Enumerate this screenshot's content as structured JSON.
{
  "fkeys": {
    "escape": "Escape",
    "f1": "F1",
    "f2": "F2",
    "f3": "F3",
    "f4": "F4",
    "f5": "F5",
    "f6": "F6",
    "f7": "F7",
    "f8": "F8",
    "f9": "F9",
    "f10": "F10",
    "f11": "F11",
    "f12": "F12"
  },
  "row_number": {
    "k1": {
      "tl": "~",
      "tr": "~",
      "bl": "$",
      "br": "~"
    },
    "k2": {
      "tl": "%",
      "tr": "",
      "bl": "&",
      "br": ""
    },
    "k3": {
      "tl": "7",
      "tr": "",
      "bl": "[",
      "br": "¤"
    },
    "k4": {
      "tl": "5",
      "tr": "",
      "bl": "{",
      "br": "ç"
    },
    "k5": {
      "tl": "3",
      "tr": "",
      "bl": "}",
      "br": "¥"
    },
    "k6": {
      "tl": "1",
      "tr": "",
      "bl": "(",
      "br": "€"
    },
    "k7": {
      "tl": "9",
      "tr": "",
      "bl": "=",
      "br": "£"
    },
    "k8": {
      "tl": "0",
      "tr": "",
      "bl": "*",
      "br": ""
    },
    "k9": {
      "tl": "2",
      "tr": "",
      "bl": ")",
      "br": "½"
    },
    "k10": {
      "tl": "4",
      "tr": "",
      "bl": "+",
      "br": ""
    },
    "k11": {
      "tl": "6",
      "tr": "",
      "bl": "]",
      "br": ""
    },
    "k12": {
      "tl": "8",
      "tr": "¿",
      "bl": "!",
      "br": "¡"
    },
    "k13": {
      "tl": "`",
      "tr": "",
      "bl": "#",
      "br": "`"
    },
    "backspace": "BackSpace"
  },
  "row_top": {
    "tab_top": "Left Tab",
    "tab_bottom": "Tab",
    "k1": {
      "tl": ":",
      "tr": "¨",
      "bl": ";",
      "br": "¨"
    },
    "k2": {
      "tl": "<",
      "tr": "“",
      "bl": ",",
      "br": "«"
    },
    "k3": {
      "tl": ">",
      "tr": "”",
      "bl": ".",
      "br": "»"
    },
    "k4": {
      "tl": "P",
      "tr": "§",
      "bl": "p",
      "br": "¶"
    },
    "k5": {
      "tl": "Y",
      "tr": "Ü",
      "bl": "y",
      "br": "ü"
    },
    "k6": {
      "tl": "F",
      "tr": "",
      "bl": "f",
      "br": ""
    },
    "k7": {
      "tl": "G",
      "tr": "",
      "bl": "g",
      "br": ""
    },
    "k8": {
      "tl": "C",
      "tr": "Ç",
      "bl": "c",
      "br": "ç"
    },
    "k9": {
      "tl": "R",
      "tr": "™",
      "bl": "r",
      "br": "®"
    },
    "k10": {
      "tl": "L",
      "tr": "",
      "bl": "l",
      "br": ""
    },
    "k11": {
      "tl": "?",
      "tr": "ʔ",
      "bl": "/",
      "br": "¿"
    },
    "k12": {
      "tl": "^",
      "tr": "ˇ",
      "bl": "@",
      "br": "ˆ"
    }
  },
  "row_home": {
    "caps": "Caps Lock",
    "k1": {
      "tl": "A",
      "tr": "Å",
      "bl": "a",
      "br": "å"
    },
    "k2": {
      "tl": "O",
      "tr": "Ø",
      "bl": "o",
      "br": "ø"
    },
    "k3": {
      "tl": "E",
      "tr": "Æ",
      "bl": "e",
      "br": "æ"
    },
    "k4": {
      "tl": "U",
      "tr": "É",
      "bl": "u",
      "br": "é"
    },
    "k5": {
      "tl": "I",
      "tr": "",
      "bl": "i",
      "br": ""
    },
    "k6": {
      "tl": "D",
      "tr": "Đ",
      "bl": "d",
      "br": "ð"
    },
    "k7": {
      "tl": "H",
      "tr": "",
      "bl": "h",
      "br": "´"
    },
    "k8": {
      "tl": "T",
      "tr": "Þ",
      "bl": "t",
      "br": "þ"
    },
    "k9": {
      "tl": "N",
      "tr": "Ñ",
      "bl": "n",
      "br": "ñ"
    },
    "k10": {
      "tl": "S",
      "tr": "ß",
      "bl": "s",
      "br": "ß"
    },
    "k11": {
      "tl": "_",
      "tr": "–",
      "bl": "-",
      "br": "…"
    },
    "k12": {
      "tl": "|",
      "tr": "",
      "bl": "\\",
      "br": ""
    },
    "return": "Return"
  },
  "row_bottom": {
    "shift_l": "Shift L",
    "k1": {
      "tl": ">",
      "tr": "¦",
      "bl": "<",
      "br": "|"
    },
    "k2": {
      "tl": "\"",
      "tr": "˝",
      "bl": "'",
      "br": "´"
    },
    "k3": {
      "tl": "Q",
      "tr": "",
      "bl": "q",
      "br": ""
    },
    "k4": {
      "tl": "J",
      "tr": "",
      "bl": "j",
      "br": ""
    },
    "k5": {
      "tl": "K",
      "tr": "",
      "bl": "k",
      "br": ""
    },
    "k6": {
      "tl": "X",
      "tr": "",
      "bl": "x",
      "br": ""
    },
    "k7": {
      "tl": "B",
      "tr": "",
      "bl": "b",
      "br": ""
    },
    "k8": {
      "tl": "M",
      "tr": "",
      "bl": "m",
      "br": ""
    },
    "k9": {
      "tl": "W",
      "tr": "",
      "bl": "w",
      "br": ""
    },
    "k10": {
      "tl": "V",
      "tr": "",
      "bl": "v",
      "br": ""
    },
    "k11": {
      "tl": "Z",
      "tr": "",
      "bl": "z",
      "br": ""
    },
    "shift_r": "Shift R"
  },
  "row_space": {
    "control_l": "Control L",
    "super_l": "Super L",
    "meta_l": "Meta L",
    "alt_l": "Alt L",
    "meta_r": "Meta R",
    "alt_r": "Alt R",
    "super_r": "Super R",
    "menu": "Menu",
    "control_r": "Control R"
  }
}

# # #

:: STATED TASK ::
Quote the material exactly, leaving nothing out.

:: COMPLETED TASK ::
Enumerate this screenshot's content as structured JSON.
{
  "fkeys": {
    "escape": "Escape",
    "f1": "F1",
    "f2": "F2",
    "f3": "F3",
    "f4": "F4",
    "f5": "F5",
    "f6": "F6",
    "f7": "F7",
    "f8": "F8",
    "f9": "F9",
    "f10": "F10",
    "f11": "F11",
    "f12": "F12"
  },
  "row_number": {
    "k1": {
      "tl": "~",
      "tr": "~",
      "bl": "$",
      "br": "~"
    },
    "k2": {
      "tl": "%",
      "tr": "",
      "bl": "&",
      "br": ""
    },
    "k3": {
      "tl": "7",
      "tr": "",
      "bl": "[",
      "br": "¤"
    },
    "k4": {
      "tl": "5",
      "tr": "",
      "bl": "{",
      "br": "ç"
    },
    "k5": {
      "tl": "3",
      "tr": "",
      "bl": "}",
      "br": "¥"
    },
    "k6": {
      "tl": "1",
      "tr": "",
      "bl": "(",
      "br": "€"
    },
    "k7": {
      "tl": "9",
      "tr": "",
      "bl": "=",
      "br": "£"
    },
    "k8": {
      "tl": "0",
      "tr": "",
      "bl": "*",
      "br": ""
    },
    "k9": {
      "tl": "2",
      "tr": "",
      "bl": ")",
      "br": "½"
    },
    "k10": {
      "tl": "4",
      "tr": "",
      "bl": "+",
      "br": ""
    },
    "k11": {
      "tl": "6",
      "tr": "",
      "bl": "]",
      "br": ""
    },
    "k12": {
      "tl": "8",
      "tr": "¿",
      "bl": "!",
      "br": "¡"
    },
    "k13": {
      "tl": "`",
      "tr": "",
      "bl": "#",
      "br": "`"
    },
    "backspace": "BackSpace"
  },
  "row_top": {
    "tab_top": "Left Tab",
    "tab_bottom": "Tab",
    "k1": {
      "tl": ":",
      "tr": "¨",
      "bl": ";",
      "br": "¨"
    },
    "k2": {
      "tl": "<",
      "tr": "“",
      "bl": ",",
      "br": "«"
    },
    "k3": {
      "tl": ">",
      "tr": "”",
      "bl": ".",
      "br": "»"
    },
    "k4": {
      "tl": "P",
      "tr": "§",
      "bl": "p",
      "br": "¶"
    },
    "k5": {
      "tl": "Y",
      "tr": "Ü",
      "bl": "y",
      "br": "ü"
    },
    "k6": {
      "tl": "F",
      "tr": "",
      "bl": "f",
      "br": ""
    },
    "k7": {
      "tl": "G",
      "tr": "",
      "bl": "g",
      "br": ""
    },
    "k8": {
      "tl": "C",
      "tr": "Ç",
      "bl": "c",
      "br": "ç"
    },
    "k9": {
      "tl": "R",
      "tr": "™",
      "bl": "r",
      "br": "®"
    },
    "k10": {
      "tl": "L",
      "tr": "",
      "bl": "l",
      "br": ""
    },
    "k11": {
      "tl": "?",
      "tr": "ʔ",
      "bl": "/",
      "br": "¿"
    },
    "k12": {
      "tl": "^",
      "tr": "ˇ",
      "bl": "@",
      "br": "ˆ"
    }
  },
  "row_home": {
    "caps": "Caps Lock",
    "k1": {
      "tl": "A",
      "tr": "Å",
      "bl": "a",
      "br": "å"
    },
    "k2": {
      "tl": "O",
      "tr": "Ø",
      "bl": "o",
      "br": "ø"
    },
    "k3": {
      "tl": "E",
      "tr": "Æ",
      "bl": "e",
      "br": "æ"
    },
    "k4": {
      "tl": "U",
      "tr": "É",
      "bl": "u",
      "br": "é"
    },
    "k5": {
      "tl": "I",
      "tr": "",
      "bl": "i",
      "br": ""
    },
    "k6": {
      "tl": "D",
      "tr": "Đ",
      "bl": "d",
      "br": "ð"
    },
    "k7": {
      "tl": "H",
      "tr": "",
      "bl": "h",
      "br": "´"
    },
    "k8": {
      "tl": "T",
      "tr": "Þ",
      "bl": "t",
      "br": "þ"
    },
    "k9": {
      "tl": "N",
      "tr": "Ñ",
      "bl": "n",
      "br": "ñ"
    },
    "k10": {
      "tl": "S",
      "tr": "ß",
      "bl": "s",
      "br": "ß"
    },
    "k11": {
      "tl": "_",
      "tr": "–",
      "bl": "-",
      "br": "…"
    },
    "k12": {
      "tl": "|",
      "tr": "",
      "bl": "\\",
      "br": ""
    },
    "return": "Return"
  },
  "row_bottom": {
    "shift_l": "Shift L",
    "k1": {
      "tl": ">",
      "tr": "¦",
      "bl": "<",
      "br": "|"
    },
    "k2": {
      "tl": "\"",
      "tr": "˝",
      "bl": "'",
      "br": "´"
    },
    "k3": {
      "tl": "Q",
      "tr": "",
      "bl": "q",
      "br": ""
    },
    "k4": {
      "tl": "J",
      "tr": "",
      "bl": "j",
      "br": ""
    },
    "k5": {
      "tl": "K",
      "tr": "",
      "bl": "k",
      "br": ""
    },
    "k6": {
      "tl": "X",
      "tr": "",
      "bl": "x",
      "br": ""
    },
    "k7": {
      "tl": "B",
      "tr": "",
      "bl": "b",
      "br": ""
    },
    "k8": {
      "tl": "M",
      "tr": "",
      "bl": "m",
      "br": ""
    },
    "k9": {
      "tl": "W",
      "tr": "",
      "bl": "w",
      "br": ""
    },
    "k10": {
      "tl": "V",
      "tr": "",
      "bl": "v",
      "br": ""
    },
    "k11": {
      "tl": "Z",
      "tr": "",
      "bl": "z",
      "br": ""
    },
    "shift_r": "Shift R"
  },
  "row_space": {
    "control_l": "Control L",
    "super_l": "Super L",
    "meta_l": "Meta L",
    "alt_l": "Alt L",
    "meta_r": "Meta R",
    "alt_r": "Alt R",
    "super_r": "Super R",
    "menu": "Menu",
    "control_r": "Control R"
  }
}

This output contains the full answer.